Start
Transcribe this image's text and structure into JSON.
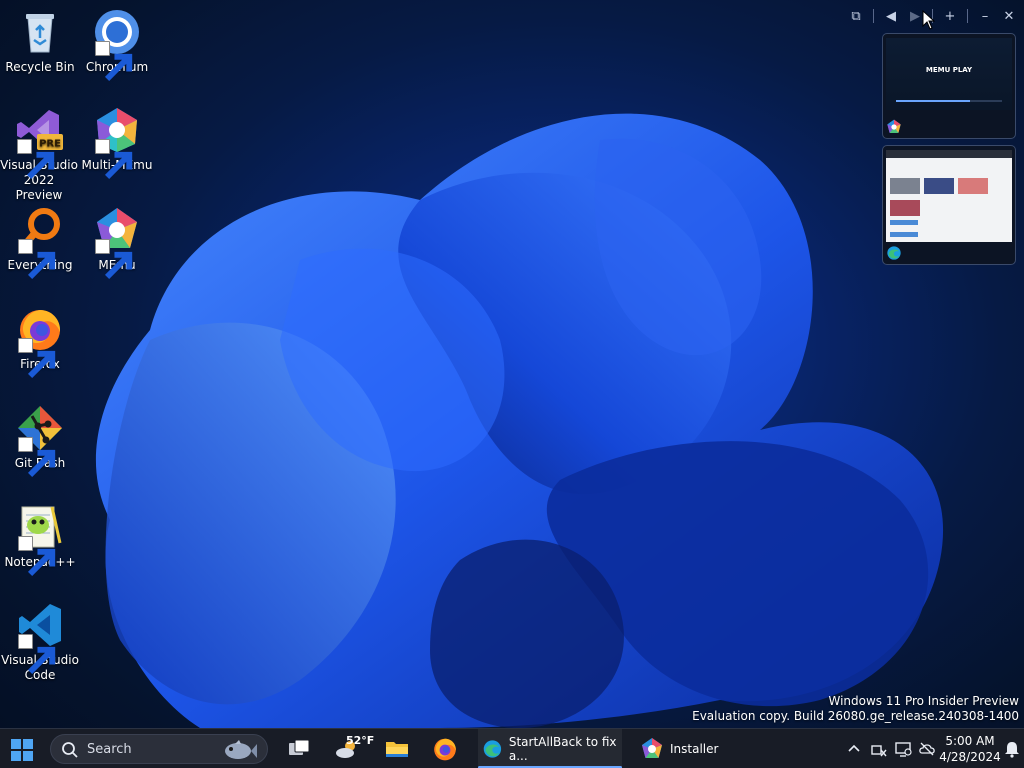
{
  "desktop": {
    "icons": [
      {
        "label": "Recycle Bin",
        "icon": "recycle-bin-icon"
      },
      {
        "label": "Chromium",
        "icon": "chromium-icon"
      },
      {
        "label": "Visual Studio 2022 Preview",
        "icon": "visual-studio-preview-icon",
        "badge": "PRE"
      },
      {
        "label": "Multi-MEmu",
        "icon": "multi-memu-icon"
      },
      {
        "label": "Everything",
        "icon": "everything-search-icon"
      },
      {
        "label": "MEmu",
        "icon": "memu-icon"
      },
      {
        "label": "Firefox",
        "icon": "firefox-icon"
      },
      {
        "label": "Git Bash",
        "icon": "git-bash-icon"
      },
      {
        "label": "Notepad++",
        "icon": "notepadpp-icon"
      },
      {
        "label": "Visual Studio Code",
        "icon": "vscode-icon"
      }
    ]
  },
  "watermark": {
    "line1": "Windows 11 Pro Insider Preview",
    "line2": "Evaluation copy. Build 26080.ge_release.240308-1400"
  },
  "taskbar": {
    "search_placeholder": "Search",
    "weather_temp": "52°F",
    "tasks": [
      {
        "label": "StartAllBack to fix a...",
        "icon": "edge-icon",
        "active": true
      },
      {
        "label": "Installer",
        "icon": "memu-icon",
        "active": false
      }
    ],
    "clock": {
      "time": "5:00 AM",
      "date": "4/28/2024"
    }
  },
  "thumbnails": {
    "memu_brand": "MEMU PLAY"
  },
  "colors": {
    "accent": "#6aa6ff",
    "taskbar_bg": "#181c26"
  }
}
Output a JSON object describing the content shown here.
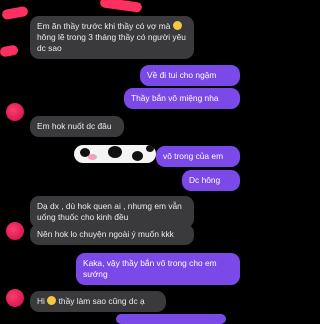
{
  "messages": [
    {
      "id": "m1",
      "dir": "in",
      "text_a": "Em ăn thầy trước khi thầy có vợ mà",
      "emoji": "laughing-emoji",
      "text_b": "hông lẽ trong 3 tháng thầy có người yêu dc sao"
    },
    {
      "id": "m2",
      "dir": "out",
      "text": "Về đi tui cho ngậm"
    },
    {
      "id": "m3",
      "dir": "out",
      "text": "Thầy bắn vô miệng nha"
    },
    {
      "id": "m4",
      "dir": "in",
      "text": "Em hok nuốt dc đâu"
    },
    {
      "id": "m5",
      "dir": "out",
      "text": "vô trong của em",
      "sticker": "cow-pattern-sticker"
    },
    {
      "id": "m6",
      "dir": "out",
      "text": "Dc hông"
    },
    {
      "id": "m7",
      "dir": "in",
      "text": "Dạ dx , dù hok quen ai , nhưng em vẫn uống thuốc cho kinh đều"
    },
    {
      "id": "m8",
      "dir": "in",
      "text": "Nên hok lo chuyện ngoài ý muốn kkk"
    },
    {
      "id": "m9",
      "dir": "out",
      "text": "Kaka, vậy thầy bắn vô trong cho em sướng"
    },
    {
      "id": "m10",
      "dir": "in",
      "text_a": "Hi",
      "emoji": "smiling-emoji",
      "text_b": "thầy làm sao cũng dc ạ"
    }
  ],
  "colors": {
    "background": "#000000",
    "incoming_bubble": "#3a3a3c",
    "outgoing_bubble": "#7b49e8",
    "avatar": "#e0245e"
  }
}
End
**What is asked:**
All of the material above needs to be restated exactly, with no pictures.

**Solution below:**
Transcribe this image's text and structure into JSON.
{
  "desktop": {
    "icons": [
      {
        "label": "Recycle Bin",
        "icon": "recycle-bin-icon"
      },
      {
        "label": "Chromium",
        "icon": "chromium-icon"
      },
      {
        "label": "Visual Studio 2022 Preview",
        "icon": "visual-studio-preview-icon",
        "badge": "PRE"
      },
      {
        "label": "Multi-MEmu",
        "icon": "multi-memu-icon"
      },
      {
        "label": "Everything",
        "icon": "everything-search-icon"
      },
      {
        "label": "MEmu",
        "icon": "memu-icon"
      },
      {
        "label": "Firefox",
        "icon": "firefox-icon"
      },
      {
        "label": "Git Bash",
        "icon": "git-bash-icon"
      },
      {
        "label": "Notepad++",
        "icon": "notepadpp-icon"
      },
      {
        "label": "Visual Studio Code",
        "icon": "vscode-icon"
      }
    ]
  },
  "watermark": {
    "line1": "Windows 11 Pro Insider Preview",
    "line2": "Evaluation copy. Build 26080.ge_release.240308-1400"
  },
  "taskbar": {
    "search_placeholder": "Search",
    "weather_temp": "52°F",
    "tasks": [
      {
        "label": "StartAllBack to fix a...",
        "icon": "edge-icon",
        "active": true
      },
      {
        "label": "Installer",
        "icon": "memu-icon",
        "active": false
      }
    ],
    "clock": {
      "time": "5:00 AM",
      "date": "4/28/2024"
    }
  },
  "thumbnails": {
    "memu_brand": "MEMU PLAY"
  },
  "colors": {
    "accent": "#6aa6ff",
    "taskbar_bg": "#181c26"
  }
}
Output a JSON object describing the content shown here.
{
  "messages": [
    {
      "id": "m1",
      "dir": "in",
      "text_a": "Em ăn thầy trước khi thầy có vợ mà",
      "emoji": "laughing-emoji",
      "text_b": "hông lẽ trong 3 tháng thầy có người yêu dc sao"
    },
    {
      "id": "m2",
      "dir": "out",
      "text": "Về đi tui cho ngậm"
    },
    {
      "id": "m3",
      "dir": "out",
      "text": "Thầy bắn vô miệng nha"
    },
    {
      "id": "m4",
      "dir": "in",
      "text": "Em hok nuốt dc đâu"
    },
    {
      "id": "m5",
      "dir": "out",
      "text": "vô trong của em",
      "sticker": "cow-pattern-sticker"
    },
    {
      "id": "m6",
      "dir": "out",
      "text": "Dc hông"
    },
    {
      "id": "m7",
      "dir": "in",
      "text": "Dạ dx , dù hok quen ai , nhưng em vẫn uống thuốc cho kinh đều"
    },
    {
      "id": "m8",
      "dir": "in",
      "text": "Nên hok lo chuyện ngoài ý muốn kkk"
    },
    {
      "id": "m9",
      "dir": "out",
      "text": "Kaka, vậy thầy bắn vô trong cho em sướng"
    },
    {
      "id": "m10",
      "dir": "in",
      "text_a": "Hi",
      "emoji": "smiling-emoji",
      "text_b": "thầy làm sao cũng dc ạ"
    }
  ],
  "colors": {
    "background": "#000000",
    "incoming_bubble": "#3a3a3c",
    "outgoing_bubble": "#7b49e8",
    "avatar": "#e0245e"
  }
}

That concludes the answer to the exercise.